Aim:
Pull each line containing "août" out of the data and copy it.

Extracts from a graphics dataset:
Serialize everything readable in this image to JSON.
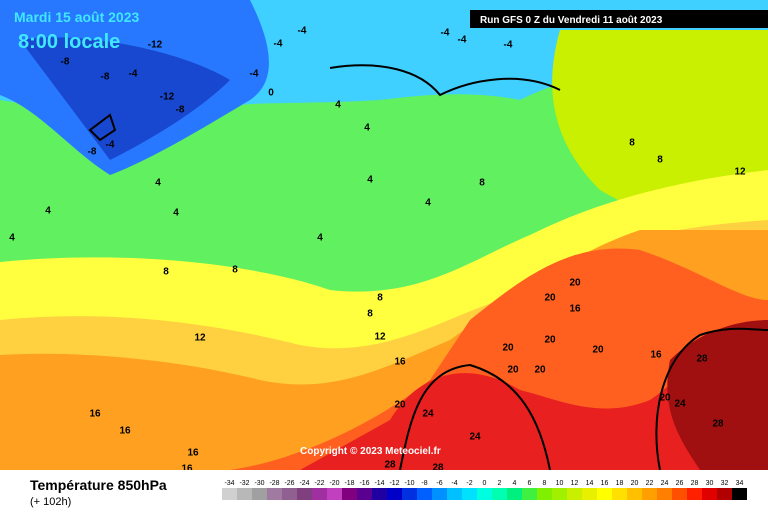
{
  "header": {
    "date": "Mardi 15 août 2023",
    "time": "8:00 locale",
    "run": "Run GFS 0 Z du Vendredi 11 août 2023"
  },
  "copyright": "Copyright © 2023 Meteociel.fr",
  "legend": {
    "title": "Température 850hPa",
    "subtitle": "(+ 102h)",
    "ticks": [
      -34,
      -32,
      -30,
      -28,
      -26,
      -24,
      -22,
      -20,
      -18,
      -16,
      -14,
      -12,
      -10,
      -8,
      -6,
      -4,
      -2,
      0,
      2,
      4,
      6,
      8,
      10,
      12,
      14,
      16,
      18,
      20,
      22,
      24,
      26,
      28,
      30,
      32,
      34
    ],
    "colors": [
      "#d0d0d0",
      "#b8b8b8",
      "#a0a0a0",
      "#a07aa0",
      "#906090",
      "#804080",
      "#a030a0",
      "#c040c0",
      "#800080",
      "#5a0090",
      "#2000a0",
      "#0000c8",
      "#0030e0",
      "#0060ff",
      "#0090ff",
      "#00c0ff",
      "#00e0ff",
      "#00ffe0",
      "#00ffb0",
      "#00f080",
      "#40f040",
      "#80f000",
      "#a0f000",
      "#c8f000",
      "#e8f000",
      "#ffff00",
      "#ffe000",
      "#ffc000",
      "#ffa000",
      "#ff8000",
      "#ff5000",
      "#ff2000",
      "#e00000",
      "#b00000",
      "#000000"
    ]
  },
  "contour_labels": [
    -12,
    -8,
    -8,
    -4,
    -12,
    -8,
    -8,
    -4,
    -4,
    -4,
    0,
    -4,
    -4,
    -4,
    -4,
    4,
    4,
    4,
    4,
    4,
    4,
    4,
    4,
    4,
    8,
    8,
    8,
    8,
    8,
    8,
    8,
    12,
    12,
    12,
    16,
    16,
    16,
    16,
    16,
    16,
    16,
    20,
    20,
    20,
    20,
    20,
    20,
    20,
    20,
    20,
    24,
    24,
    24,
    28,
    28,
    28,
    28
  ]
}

Solution:
    "date": "Mardi 15 août 2023",
    "run": "Run GFS 0 Z du Vendredi 11 août 2023"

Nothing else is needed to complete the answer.